What you are asked to do: Within the listing below, locate all lines containing the word "Chrome". Copy each one.

Stored data
————

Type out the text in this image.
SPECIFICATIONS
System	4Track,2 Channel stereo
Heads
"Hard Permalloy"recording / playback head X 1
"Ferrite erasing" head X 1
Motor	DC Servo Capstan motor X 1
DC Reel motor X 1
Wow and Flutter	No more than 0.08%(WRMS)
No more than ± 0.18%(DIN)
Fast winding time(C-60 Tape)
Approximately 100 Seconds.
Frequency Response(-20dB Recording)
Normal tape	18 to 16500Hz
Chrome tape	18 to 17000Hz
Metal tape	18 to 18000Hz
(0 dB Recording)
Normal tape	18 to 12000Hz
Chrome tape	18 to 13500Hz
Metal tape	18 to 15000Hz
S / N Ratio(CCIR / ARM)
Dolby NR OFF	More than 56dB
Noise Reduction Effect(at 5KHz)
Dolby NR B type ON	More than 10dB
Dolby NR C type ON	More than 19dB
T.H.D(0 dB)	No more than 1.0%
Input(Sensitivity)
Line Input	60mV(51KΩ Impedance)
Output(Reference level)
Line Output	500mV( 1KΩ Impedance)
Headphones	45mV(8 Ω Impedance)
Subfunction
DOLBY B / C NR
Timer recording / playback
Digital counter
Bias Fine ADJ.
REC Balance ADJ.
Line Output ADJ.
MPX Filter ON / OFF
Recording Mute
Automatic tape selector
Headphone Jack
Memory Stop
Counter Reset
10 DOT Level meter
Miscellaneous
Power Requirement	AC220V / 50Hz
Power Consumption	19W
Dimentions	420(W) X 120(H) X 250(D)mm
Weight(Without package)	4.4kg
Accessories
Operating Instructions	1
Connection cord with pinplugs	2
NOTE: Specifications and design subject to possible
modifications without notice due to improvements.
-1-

————

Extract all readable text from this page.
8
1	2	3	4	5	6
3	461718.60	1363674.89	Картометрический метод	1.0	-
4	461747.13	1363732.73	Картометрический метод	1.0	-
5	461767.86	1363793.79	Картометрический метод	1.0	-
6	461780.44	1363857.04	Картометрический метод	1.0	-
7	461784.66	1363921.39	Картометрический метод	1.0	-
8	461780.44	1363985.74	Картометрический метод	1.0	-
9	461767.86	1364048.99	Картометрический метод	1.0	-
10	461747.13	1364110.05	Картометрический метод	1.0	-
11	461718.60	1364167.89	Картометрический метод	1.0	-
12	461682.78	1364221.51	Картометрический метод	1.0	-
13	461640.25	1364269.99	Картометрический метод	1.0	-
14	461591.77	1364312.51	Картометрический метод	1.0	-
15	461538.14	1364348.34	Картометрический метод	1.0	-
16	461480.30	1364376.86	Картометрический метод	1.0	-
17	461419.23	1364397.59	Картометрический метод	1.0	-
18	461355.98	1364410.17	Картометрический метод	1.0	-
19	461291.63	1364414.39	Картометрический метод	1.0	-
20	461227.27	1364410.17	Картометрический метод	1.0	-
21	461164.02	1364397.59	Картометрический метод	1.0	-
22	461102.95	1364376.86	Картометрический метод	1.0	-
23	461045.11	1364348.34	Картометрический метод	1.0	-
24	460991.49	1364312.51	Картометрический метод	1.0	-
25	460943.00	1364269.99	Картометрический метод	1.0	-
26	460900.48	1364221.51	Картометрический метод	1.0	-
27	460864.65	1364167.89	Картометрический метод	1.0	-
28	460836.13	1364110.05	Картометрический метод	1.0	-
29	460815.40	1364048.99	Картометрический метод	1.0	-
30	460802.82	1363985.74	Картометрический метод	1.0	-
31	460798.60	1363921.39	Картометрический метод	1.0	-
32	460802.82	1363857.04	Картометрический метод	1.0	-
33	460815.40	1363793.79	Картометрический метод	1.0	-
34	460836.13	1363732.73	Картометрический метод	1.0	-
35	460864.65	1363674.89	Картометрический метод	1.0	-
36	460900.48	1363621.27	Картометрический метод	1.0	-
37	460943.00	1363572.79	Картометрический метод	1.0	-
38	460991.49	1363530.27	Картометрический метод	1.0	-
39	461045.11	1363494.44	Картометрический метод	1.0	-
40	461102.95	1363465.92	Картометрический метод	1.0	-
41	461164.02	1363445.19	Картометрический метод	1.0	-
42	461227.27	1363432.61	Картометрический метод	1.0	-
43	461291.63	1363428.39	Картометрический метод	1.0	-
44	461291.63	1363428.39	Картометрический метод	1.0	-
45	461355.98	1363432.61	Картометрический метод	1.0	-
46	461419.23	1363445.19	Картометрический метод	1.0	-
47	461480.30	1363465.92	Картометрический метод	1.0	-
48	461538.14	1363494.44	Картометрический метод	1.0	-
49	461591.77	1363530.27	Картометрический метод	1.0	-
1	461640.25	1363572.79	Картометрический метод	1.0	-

————

Response to this exercise:
Chrome tape	18 to 17000Hz
Chrome tape	18 to 13500Hz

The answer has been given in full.